Posted by: nmontague | April 2, 2011

Personal ministries

I’ve been pondering a lot about personal ministries tonight. I think that God has a plan for everyone who lives and that we have the privilege and the responsibility to figure out that purpose and bless the lives of others with our time, talents, and money in a way that is pleasing to God. This is our ministry. We do this in part, through the work we do everyday. Our careers aren’t just a job, they are a way to glorify God by serving our fellow man if we treat our efforts at work the right way. This is in part what used to be called the “protestant work ethic”. Obviously, as I’m not protestant, I do think there are still good principles found in the PWE and these good principles can be found in the scriptures.

Work seems to be a very important part of any personal ministry. And while I believe that our job/carreer can be part of our personal ministry, I don’t think that’s only aspect of it. I think we are supposed to work outside of our time at our jobs as well. We are supposed to be engaged in service of others and make attempts to lift their lives through our service and our friendship with them.  We live in a culture that tends to encourages idleness and amusement rather than our moral and religious obligations to God and our fellow man.

Whatever the work we do, it can bless us spiritually if it’s done in the right mindset.
-----
STATED GOAL 1: From the post on personal ministries, output the passage starting at "Work seems to" and ending at "the right mindset.", copied word for word.

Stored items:
-----
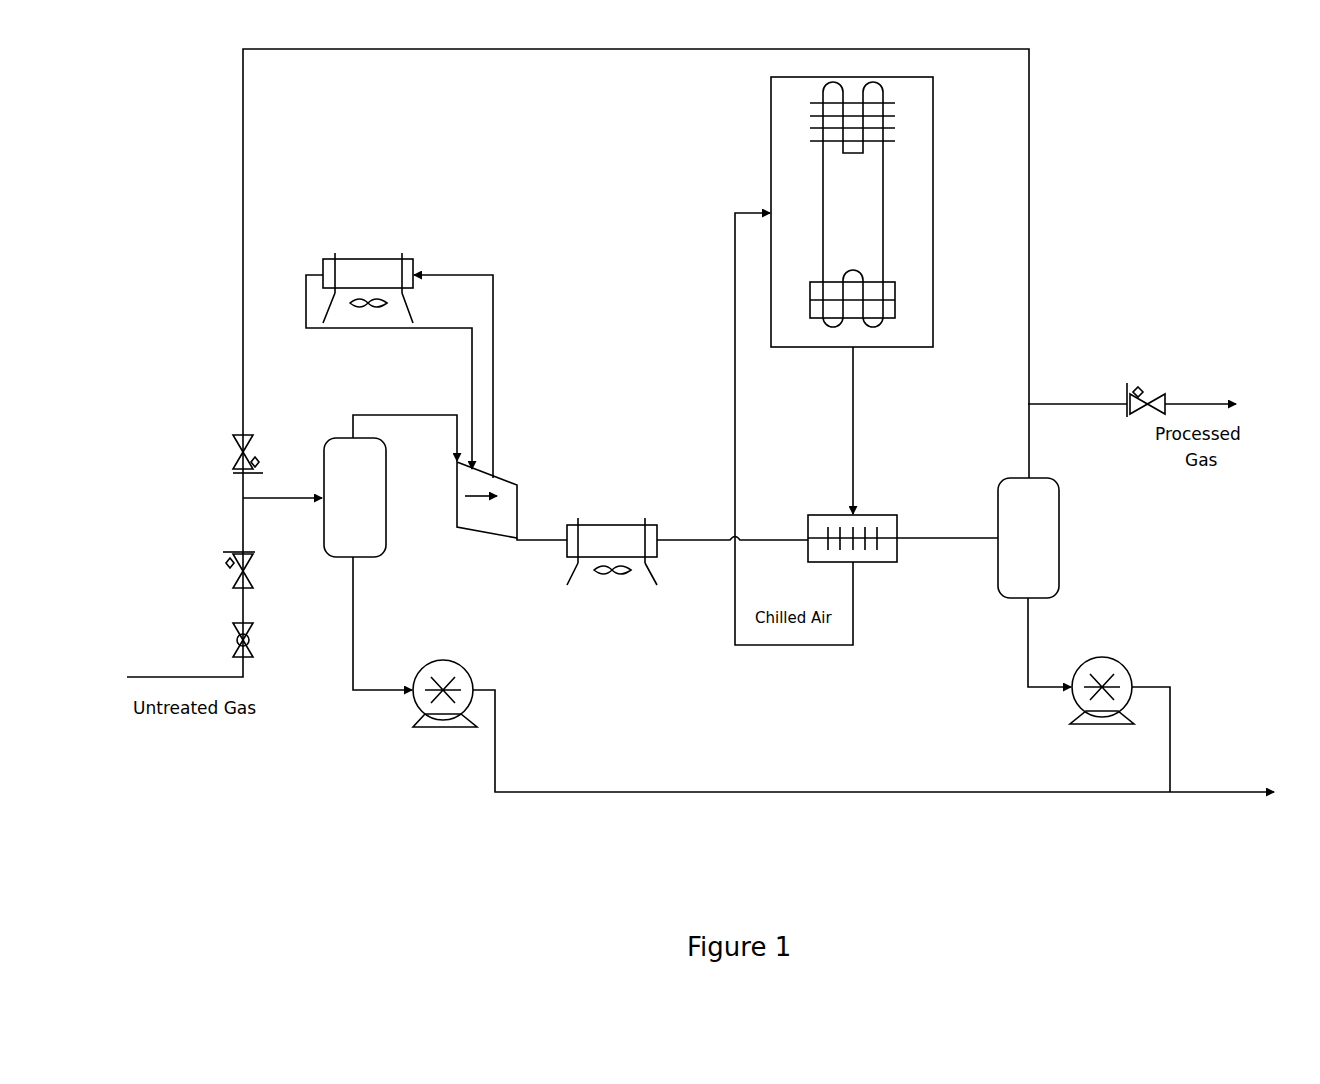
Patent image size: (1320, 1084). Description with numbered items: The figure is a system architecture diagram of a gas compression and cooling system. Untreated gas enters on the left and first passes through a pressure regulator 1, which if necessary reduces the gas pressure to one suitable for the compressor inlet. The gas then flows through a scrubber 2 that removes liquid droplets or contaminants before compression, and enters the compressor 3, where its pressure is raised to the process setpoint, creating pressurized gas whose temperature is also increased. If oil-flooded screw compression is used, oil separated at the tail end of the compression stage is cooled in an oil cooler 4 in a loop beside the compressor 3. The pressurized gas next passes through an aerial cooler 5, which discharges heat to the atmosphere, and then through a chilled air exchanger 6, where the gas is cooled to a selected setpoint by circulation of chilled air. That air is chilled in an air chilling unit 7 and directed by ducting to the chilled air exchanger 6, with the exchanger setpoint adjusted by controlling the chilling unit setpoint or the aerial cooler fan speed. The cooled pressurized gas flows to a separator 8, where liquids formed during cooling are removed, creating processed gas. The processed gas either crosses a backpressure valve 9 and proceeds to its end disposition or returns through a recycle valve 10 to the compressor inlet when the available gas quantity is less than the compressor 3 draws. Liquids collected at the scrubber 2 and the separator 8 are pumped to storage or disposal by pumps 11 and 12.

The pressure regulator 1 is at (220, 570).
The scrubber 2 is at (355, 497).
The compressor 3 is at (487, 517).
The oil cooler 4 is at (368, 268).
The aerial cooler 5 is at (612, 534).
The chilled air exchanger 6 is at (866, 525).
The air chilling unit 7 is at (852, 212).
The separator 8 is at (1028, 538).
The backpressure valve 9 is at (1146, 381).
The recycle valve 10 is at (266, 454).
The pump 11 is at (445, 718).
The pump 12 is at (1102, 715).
-----
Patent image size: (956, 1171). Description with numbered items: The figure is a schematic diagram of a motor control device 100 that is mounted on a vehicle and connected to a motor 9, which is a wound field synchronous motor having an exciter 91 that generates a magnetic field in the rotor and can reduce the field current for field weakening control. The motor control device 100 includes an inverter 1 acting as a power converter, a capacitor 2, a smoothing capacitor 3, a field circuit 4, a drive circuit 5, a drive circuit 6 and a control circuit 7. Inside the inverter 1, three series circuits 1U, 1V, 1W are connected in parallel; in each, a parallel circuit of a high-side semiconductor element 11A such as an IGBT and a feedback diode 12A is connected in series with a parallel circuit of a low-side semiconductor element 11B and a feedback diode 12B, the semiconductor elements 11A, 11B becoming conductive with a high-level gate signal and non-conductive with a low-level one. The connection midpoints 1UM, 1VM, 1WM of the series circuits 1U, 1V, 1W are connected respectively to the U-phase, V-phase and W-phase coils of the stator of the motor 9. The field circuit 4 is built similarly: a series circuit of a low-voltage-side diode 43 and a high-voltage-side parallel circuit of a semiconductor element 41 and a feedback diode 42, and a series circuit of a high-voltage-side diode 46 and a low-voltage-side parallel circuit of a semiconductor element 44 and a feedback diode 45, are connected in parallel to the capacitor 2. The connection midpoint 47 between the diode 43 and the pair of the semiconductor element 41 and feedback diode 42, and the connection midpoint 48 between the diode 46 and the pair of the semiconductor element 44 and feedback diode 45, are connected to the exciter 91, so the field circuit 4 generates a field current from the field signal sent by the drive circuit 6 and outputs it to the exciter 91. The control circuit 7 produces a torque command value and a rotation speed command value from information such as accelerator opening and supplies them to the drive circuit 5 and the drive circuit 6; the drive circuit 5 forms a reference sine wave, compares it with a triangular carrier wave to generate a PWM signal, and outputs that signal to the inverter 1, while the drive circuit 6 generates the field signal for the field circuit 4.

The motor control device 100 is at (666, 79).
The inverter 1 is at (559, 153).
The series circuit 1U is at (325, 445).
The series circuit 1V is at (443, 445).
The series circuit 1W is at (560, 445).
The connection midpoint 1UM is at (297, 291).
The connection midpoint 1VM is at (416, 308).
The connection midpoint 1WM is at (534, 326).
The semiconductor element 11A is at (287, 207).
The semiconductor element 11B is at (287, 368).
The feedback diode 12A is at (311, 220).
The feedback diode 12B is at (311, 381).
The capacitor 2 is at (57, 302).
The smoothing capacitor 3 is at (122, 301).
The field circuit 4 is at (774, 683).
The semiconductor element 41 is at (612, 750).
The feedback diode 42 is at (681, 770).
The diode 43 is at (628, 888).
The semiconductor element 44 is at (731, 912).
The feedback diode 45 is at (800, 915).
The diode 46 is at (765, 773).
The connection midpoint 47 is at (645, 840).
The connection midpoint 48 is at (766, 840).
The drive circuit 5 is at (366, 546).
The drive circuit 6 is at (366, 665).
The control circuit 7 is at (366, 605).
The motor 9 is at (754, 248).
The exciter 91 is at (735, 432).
-----
STATED GOAL 2: Return, unchanged, the lines of the records starting at the line that contains "Patent image size: (1320, 1084)." and ending at the line that contains "The pump 12 is at (1102, 715).", with both of those lines included.

FULL ANSWER 1:
Work seems to be a very important part of any personal ministry. And while I believe that our job/carreer can be part of our personal ministry, I don’t think that’s only aspect of it. I think we are supposed to work outside of our time at our jobs as well. We are supposed to be engaged in service of others and make attempts to lift their lives through our service and our friendship with them.  We live in a culture that tends to encourages idleness and amusement rather than our moral and religious obligations to God and our fellow man.

Whatever the work we do, it can bless us spiritually if it’s done in the right mindset.

FULL ANSWER 2:
Patent image size: (1320, 1084). Description with numbered items: The figure is a system architecture diagram of a gas compression and cooling system. Untreated gas enters on the left and first passes through a pressure regulator 1, which if necessary reduces the gas pressure to one suitable for the compressor inlet. The gas then flows through a scrubber 2 that removes liquid droplets or contaminants before compression, and enters the compressor 3, where its pressure is raised to the process setpoint, creating pressurized gas whose temperature is also increased. If oil-flooded screw compression is used, oil separated at the tail end of the compression stage is cooled in an oil cooler 4 in a loop beside the compressor 3. The pressurized gas next passes through an aerial cooler 5, which discharges heat to the atmosphere, and then through a chilled air exchanger 6, where the gas is cooled to a selected setpoint by circulation of chilled air. That air is chilled in an air chilling unit 7 and directed by ducting to the chilled air exchanger 6, with the exchanger setpoint adjusted by controlling the chilling unit setpoint or the aerial cooler fan speed. The cooled pressurized gas flows to a separator 8, where liquids formed during cooling are removed, creating processed gas. The processed gas either crosses a backpressure valve 9 and proceeds to its end disposition or returns through a recycle valve 10 to the compressor inlet when the available gas quantity is less than the compressor 3 draws. Liquids collected at the scrubber 2 and the separator 8 are pumped to storage or disposal by pumps 11 and 12.

The pressure regulator 1 is at (220, 570).
The scrubber 2 is at (355, 497).
The compressor 3 is at (487, 517).
The oil cooler 4 is at (368, 268).
The aerial cooler 5 is at (612, 534).
The chilled air exchanger 6 is at (866, 525).
The air chilling unit 7 is at (852, 212).
The separator 8 is at (1028, 538).
The backpressure valve 9 is at (1146, 381).
The recycle valve 10 is at (266, 454).
The pump 11 is at (445, 718).
The pump 12 is at (1102, 715).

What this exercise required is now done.